### REQUEST
Restate the material word for word and leave out anything that is a picture.

A run of records:
--- --- ---
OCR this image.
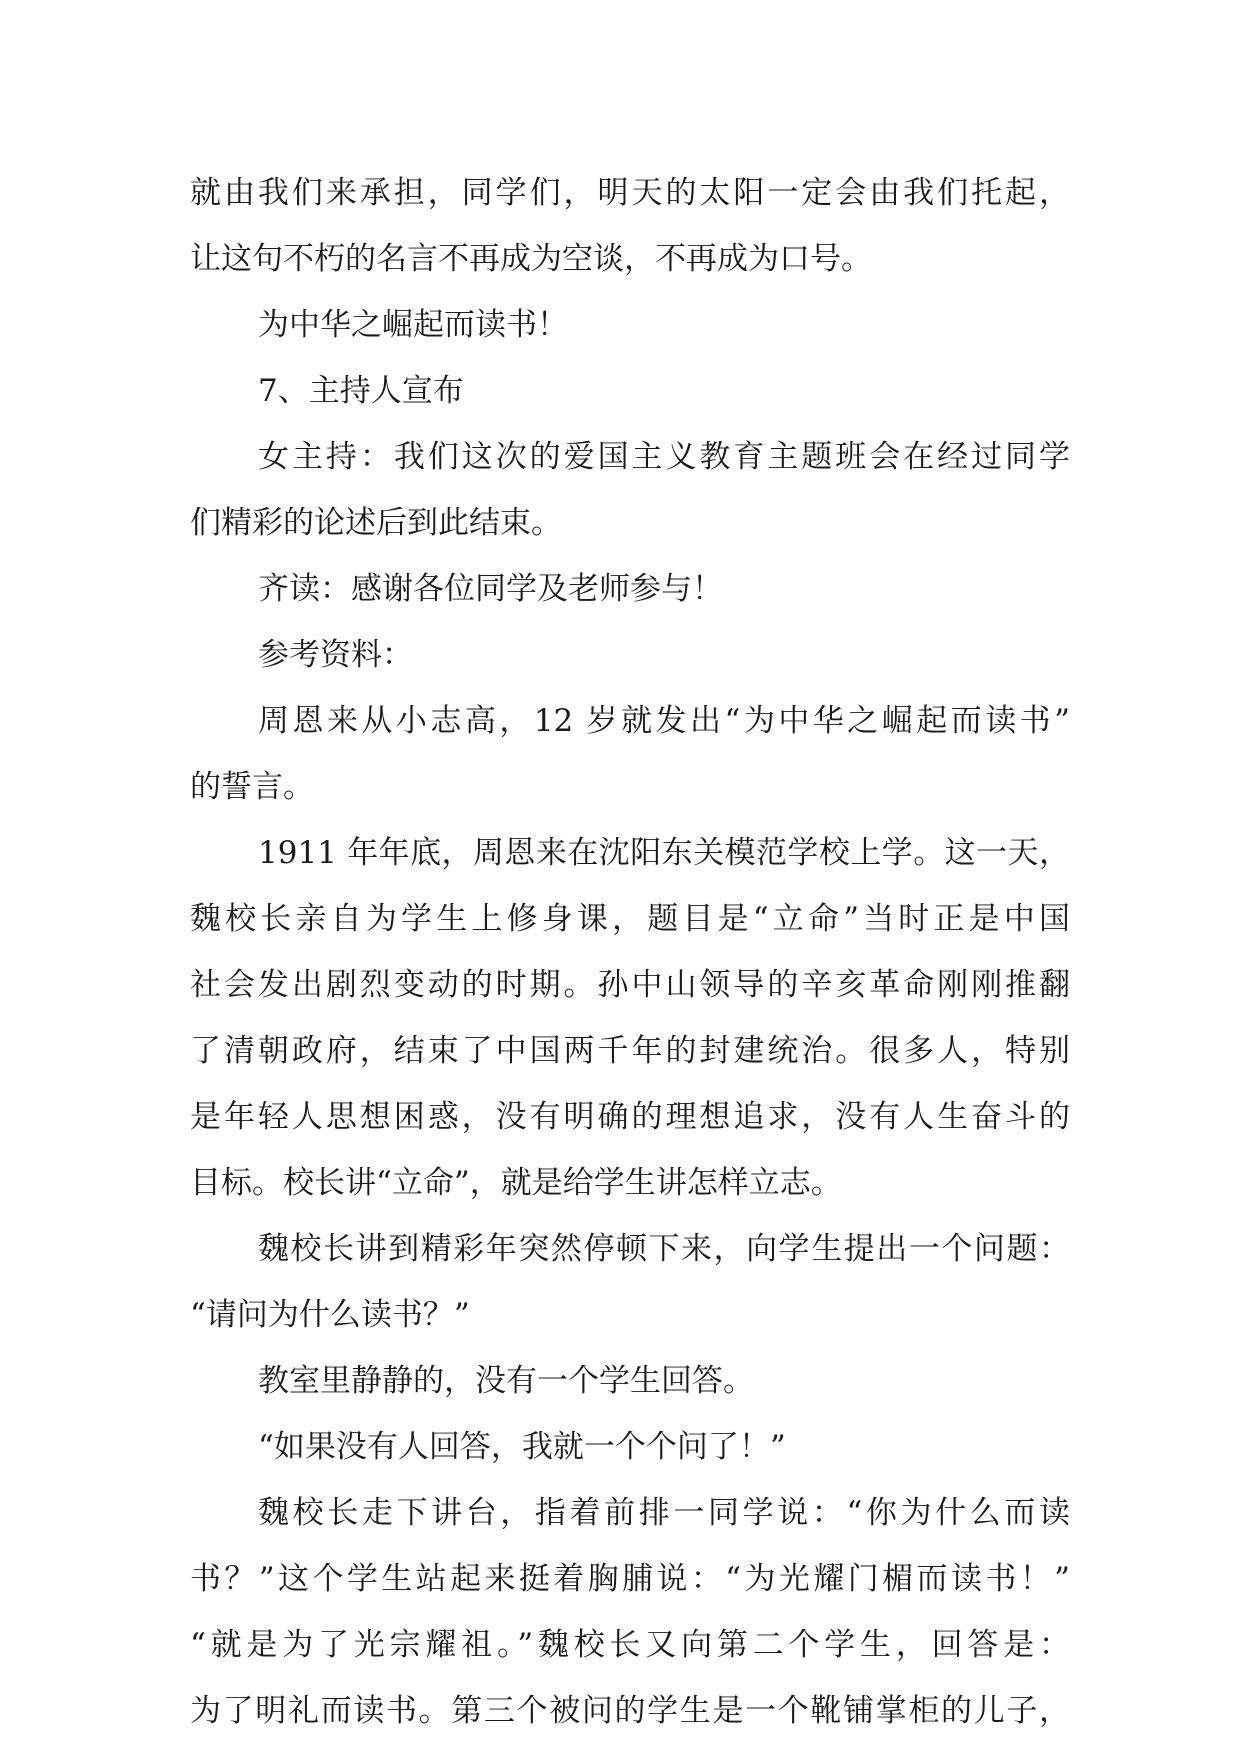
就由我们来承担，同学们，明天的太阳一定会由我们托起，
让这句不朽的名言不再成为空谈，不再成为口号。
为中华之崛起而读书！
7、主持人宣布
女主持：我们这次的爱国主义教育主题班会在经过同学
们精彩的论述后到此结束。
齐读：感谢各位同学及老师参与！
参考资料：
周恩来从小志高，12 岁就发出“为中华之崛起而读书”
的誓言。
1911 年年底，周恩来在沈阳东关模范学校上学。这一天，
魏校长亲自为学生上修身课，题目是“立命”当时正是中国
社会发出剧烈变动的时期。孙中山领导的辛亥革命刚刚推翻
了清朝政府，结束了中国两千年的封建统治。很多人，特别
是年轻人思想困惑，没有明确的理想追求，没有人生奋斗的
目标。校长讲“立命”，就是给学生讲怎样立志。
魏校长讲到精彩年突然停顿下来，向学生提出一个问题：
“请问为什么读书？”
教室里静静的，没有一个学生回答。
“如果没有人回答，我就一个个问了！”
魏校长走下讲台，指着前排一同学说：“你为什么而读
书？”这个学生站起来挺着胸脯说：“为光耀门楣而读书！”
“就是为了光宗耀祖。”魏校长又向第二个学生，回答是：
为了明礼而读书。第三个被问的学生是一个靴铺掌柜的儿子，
--- --- ---
### CORRECT OUTPUT
OCR this image.
就由我们来承担，同学们，明天的太阳一定会由我们托起，
让这句不朽的名言不再成为空谈，不再成为口号。
为中华之崛起而读书！
7、主持人宣布
女主持：我们这次的爱国主义教育主题班会在经过同学
们精彩的论述后到此结束。
齐读：感谢各位同学及老师参与！
参考资料：
周恩来从小志高，12 岁就发出“为中华之崛起而读书”
的誓言。
1911 年年底，周恩来在沈阳东关模范学校上学。这一天，
魏校长亲自为学生上修身课，题目是“立命”当时正是中国
社会发出剧烈变动的时期。孙中山领导的辛亥革命刚刚推翻
了清朝政府，结束了中国两千年的封建统治。很多人，特别
是年轻人思想困惑，没有明确的理想追求，没有人生奋斗的
目标。校长讲“立命”，就是给学生讲怎样立志。
魏校长讲到精彩年突然停顿下来，向学生提出一个问题：
“请问为什么读书？”
教室里静静的，没有一个学生回答。
“如果没有人回答，我就一个个问了！”
魏校长走下讲台，指着前排一同学说：“你为什么而读
书？”这个学生站起来挺着胸脯说：“为光耀门楣而读书！”
“就是为了光宗耀祖。”魏校长又向第二个学生，回答是：
为了明礼而读书。第三个被问的学生是一个靴铺掌柜的儿子，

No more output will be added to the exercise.